→ **INPUT MATERIAL**
(begin)

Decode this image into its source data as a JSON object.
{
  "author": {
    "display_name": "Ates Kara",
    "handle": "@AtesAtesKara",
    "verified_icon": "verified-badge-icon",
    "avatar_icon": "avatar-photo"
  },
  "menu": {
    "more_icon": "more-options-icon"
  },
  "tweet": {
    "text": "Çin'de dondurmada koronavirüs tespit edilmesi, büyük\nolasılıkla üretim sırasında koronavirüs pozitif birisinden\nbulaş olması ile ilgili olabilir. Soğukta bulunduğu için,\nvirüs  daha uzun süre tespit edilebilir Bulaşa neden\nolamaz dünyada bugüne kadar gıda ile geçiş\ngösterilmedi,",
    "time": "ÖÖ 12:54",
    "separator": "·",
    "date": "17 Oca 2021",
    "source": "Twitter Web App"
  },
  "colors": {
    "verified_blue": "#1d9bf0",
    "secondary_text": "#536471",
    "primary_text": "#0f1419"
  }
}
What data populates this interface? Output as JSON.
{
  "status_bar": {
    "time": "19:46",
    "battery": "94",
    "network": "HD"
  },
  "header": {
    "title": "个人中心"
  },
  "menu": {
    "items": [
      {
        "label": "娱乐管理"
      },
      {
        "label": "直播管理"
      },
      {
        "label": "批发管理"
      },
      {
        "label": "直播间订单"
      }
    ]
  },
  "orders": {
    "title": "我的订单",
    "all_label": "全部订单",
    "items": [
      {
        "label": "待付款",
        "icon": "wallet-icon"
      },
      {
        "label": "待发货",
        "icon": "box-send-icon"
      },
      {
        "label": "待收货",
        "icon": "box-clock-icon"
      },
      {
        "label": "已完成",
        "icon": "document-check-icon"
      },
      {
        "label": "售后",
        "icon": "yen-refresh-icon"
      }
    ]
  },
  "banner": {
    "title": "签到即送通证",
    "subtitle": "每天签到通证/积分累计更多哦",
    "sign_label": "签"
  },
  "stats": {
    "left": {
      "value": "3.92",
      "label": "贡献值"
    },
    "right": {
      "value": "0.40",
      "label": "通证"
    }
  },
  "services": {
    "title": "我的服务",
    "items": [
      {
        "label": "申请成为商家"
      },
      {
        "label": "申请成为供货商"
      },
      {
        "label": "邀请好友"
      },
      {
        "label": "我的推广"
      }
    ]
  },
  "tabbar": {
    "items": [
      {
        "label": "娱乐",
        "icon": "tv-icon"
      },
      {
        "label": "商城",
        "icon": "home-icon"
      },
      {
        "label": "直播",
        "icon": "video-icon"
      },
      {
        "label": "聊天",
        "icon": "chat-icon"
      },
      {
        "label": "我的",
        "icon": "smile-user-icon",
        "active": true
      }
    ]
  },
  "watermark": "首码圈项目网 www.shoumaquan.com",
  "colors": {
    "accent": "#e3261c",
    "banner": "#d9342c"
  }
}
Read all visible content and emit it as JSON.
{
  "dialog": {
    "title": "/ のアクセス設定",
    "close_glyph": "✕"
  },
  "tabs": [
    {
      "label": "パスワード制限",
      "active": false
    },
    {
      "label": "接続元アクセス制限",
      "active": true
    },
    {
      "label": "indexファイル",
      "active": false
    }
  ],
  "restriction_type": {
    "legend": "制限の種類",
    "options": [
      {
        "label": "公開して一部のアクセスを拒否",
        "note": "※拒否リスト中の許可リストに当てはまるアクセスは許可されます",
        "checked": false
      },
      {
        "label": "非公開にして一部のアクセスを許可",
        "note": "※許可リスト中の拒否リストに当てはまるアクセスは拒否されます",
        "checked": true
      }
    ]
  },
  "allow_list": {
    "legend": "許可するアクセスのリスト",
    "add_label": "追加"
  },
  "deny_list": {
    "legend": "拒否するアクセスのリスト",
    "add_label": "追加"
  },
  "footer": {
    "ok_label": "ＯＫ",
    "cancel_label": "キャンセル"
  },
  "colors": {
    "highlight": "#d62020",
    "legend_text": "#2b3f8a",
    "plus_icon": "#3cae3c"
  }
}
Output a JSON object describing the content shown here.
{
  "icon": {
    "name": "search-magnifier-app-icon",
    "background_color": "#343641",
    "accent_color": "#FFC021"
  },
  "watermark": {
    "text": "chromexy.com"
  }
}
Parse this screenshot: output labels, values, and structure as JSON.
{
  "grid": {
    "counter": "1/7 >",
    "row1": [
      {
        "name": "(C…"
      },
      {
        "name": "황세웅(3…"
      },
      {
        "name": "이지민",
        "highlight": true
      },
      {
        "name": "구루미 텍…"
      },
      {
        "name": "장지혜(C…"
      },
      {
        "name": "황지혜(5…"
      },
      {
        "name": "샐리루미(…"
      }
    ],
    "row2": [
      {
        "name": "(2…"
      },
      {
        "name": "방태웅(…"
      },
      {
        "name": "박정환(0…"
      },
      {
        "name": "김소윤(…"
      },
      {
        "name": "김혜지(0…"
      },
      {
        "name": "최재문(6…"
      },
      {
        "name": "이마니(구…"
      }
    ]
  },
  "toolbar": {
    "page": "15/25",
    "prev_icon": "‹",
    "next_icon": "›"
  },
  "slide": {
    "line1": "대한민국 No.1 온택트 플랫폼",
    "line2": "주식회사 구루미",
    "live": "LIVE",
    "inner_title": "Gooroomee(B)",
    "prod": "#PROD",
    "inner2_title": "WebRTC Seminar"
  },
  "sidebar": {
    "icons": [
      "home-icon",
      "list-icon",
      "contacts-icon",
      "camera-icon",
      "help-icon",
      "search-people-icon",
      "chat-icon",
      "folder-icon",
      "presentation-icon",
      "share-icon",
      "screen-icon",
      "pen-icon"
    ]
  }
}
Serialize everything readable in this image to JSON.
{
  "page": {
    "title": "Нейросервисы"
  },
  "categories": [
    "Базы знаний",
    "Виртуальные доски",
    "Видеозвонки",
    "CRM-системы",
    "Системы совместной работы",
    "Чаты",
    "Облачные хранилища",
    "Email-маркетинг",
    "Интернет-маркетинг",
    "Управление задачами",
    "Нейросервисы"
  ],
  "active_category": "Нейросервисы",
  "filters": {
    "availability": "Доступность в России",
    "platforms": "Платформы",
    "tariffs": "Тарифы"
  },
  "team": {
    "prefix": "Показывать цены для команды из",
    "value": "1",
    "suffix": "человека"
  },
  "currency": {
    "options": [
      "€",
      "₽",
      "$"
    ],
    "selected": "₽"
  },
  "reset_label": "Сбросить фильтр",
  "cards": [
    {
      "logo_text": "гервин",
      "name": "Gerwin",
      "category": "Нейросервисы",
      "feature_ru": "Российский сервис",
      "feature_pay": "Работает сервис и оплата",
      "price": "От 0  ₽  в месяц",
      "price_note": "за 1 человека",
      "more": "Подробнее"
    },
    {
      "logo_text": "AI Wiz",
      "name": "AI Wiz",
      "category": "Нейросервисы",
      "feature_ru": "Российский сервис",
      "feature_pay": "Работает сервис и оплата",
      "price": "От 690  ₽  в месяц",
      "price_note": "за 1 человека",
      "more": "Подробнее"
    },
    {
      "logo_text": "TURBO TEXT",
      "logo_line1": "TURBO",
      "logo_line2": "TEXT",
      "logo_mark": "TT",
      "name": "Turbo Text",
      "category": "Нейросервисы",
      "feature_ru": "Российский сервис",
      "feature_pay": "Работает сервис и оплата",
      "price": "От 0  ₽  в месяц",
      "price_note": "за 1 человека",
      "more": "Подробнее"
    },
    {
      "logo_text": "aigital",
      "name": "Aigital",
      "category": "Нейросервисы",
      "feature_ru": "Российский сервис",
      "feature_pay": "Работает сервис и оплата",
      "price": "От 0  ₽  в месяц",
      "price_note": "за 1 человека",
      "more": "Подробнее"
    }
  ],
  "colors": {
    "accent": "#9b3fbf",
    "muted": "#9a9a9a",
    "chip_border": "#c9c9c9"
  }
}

(end)

→ **SHORT TASK**
Copy the material above, line for line.

→ **REPLY TO THE TASK**
Decode this image into its source data as a JSON object.
{
  "author": {
    "display_name": "Ates Kara",
    "handle": "@AtesAtesKara",
    "verified_icon": "verified-badge-icon",
    "avatar_icon": "avatar-photo"
  },
  "menu": {
    "more_icon": "more-options-icon"
  },
  "tweet": {
    "text": "Çin'de dondurmada koronavirüs tespit edilmesi, büyük\nolasılıkla üretim sırasında koronavirüs pozitif birisinden\nbulaş olması ile ilgili olabilir. Soğukta bulunduğu için,\nvirüs  daha uzun süre tespit edilebilir Bulaşa neden\nolamaz dünyada bugüne kadar gıda ile geçiş\ngösterilmedi,",
    "time": "ÖÖ 12:54",
    "separator": "·",
    "date": "17 Oca 2021",
    "source": "Twitter Web App"
  },
  "colors": {
    "verified_blue": "#1d9bf0",
    "secondary_text": "#536471",
    "primary_text": "#0f1419"
  }
}
What data populates this interface? Output as JSON.
{
  "status_bar": {
    "time": "19:46",
    "battery": "94",
    "network": "HD"
  },
  "header": {
    "title": "个人中心"
  },
  "menu": {
    "items": [
      {
        "label": "娱乐管理"
      },
      {
        "label": "直播管理"
      },
      {
        "label": "批发管理"
      },
      {
        "label": "直播间订单"
      }
    ]
  },
  "orders": {
    "title": "我的订单",
    "all_label": "全部订单",
    "items": [
      {
        "label": "待付款",
        "icon": "wallet-icon"
      },
      {
        "label": "待发货",
        "icon": "box-send-icon"
      },
      {
        "label": "待收货",
        "icon": "box-clock-icon"
      },
      {
        "label": "已完成",
        "icon": "document-check-icon"
      },
      {
        "label": "售后",
        "icon": "yen-refresh-icon"
      }
    ]
  },
  "banner": {
    "title": "签到即送通证",
    "subtitle": "每天签到通证/积分累计更多哦",
    "sign_label": "签"
  },
  "stats": {
    "left": {
      "value": "3.92",
      "label": "贡献值"
    },
    "right": {
      "value": "0.40",
      "label": "通证"
    }
  },
  "services": {
    "title": "我的服务",
    "items": [
      {
        "label": "申请成为商家"
      },
      {
        "label": "申请成为供货商"
      },
      {
        "label": "邀请好友"
      },
      {
        "label": "我的推广"
      }
    ]
  },
  "tabbar": {
    "items": [
      {
        "label": "娱乐",
        "icon": "tv-icon"
      },
      {
        "label": "商城",
        "icon": "home-icon"
      },
      {
        "label": "直播",
        "icon": "video-icon"
      },
      {
        "label": "聊天",
        "icon": "chat-icon"
      },
      {
        "label": "我的",
        "icon": "smile-user-icon",
        "active": true
      }
    ]
  },
  "watermark": "首码圈项目网 www.shoumaquan.com",
  "colors": {
    "accent": "#e3261c",
    "banner": "#d9342c"
  }
}
Read all visible content and emit it as JSON.
{
  "dialog": {
    "title": "/ のアクセス設定",
    "close_glyph": "✕"
  },
  "tabs": [
    {
      "label": "パスワード制限",
      "active": false
    },
    {
      "label": "接続元アクセス制限",
      "active": true
    },
    {
      "label": "indexファイル",
      "active": false
    }
  ],
  "restriction_type": {
    "legend": "制限の種類",
    "options": [
      {
        "label": "公開して一部のアクセスを拒否",
        "note": "※拒否リスト中の許可リストに当てはまるアクセスは許可されます",
        "checked": false
      },
      {
        "label": "非公開にして一部のアクセスを許可",
        "note": "※許可リスト中の拒否リストに当てはまるアクセスは拒否されます",
        "checked": true
      }
    ]
  },
  "allow_list": {
    "legend": "許可するアクセスのリスト",
    "add_label": "追加"
  },
  "deny_list": {
    "legend": "拒否するアクセスのリスト",
    "add_label": "追加"
  },
  "footer": {
    "ok_label": "ＯＫ",
    "cancel_label": "キャンセル"
  },
  "colors": {
    "highlight": "#d62020",
    "legend_text": "#2b3f8a",
    "plus_icon": "#3cae3c"
  }
}
Output a JSON object describing the content shown here.
{
  "icon": {
    "name": "search-magnifier-app-icon",
    "background_color": "#343641",
    "accent_color": "#FFC021"
  },
  "watermark": {
    "text": "chromexy.com"
  }
}
Parse this screenshot: output labels, values, and structure as JSON.
{
  "grid": {
    "counter": "1/7 >",
    "row1": [
      {
        "name": "(C…"
      },
      {
        "name": "황세웅(3…"
      },
      {
        "name": "이지민",
        "highlight": true
      },
      {
        "name": "구루미 텍…"
      },
      {
        "name": "장지혜(C…"
      },
      {
        "name": "황지혜(5…"
      },
      {
        "name": "샐리루미(…"
      }
    ],
    "row2": [
      {
        "name": "(2…"
      },
      {
        "name": "방태웅(…"
      },
      {
        "name": "박정환(0…"
      },
      {
        "name": "김소윤(…"
      },
      {
        "name": "김혜지(0…"
      },
      {
        "name": "최재문(6…"
      },
      {
        "name": "이마니(구…"
      }
    ]
  },
  "toolbar": {
    "page": "15/25",
    "prev_icon": "‹",
    "next_icon": "›"
  },
  "slide": {
    "line1": "대한민국 No.1 온택트 플랫폼",
    "line2": "주식회사 구루미",
    "live": "LIVE",
    "inner_title": "Gooroomee(B)",
    "prod": "#PROD",
    "inner2_title": "WebRTC Seminar"
  },
  "sidebar": {
    "icons": [
      "home-icon",
      "list-icon",
      "contacts-icon",
      "camera-icon",
      "help-icon",
      "search-people-icon",
      "chat-icon",
      "folder-icon",
      "presentation-icon",
      "share-icon",
      "screen-icon",
      "pen-icon"
    ]
  }
}
Serialize everything readable in this image to JSON.
{
  "page": {
    "title": "Нейросервисы"
  },
  "categories": [
    "Базы знаний",
    "Виртуальные доски",
    "Видеозвонки",
    "CRM-системы",
    "Системы совместной работы",
    "Чаты",
    "Облачные хранилища",
    "Email-маркетинг",
    "Интернет-маркетинг",
    "Управление задачами",
    "Нейросервисы"
  ],
  "active_category": "Нейросервисы",
  "filters": {
    "availability": "Доступность в России",
    "platforms": "Платформы",
    "tariffs": "Тарифы"
  },
  "team": {
    "prefix": "Показывать цены для команды из",
    "value": "1",
    "suffix": "человека"
  },
  "currency": {
    "options": [
      "€",
      "₽",
      "$"
    ],
    "selected": "₽"
  },
  "reset_label": "Сбросить фильтр",
  "cards": [
    {
      "logo_text": "гервин",
      "name": "Gerwin",
      "category": "Нейросервисы",
      "feature_ru": "Российский сервис",
      "feature_pay": "Работает сервис и оплата",
      "price": "От 0  ₽  в месяц",
      "price_note": "за 1 человека",
      "more": "Подробнее"
    },
    {
      "logo_text": "AI Wiz",
      "name": "AI Wiz",
      "category": "Нейросервисы",
      "feature_ru": "Российский сервис",
      "feature_pay": "Работает сервис и оплата",
      "price": "От 690  ₽  в месяц",
      "price_note": "за 1 человека",
      "more": "Подробнее"
    },
    {
      "logo_text": "TURBO TEXT",
      "logo_line1": "TURBO",
      "logo_line2": "TEXT",
      "logo_mark": "TT",
      "name": "Turbo Text",
      "category": "Нейросервисы",
      "feature_ru": "Российский сервис",
      "feature_pay": "Работает сервис и оплата",
      "price": "От 0  ₽  в месяц",
      "price_note": "за 1 человека",
      "more": "Подробнее"
    },
    {
      "logo_text": "aigital",
      "name": "Aigital",
      "category": "Нейросервисы",
      "feature_ru": "Российский сервис",
      "feature_pay": "Работает сервис и оплата",
      "price": "От 0  ₽  в месяц",
      "price_note": "за 1 человека",
      "more": "Подробнее"
    }
  ],
  "colors": {
    "accent": "#9b3fbf",
    "muted": "#9a9a9a",
    "chip_border": "#c9c9c9"
  }
}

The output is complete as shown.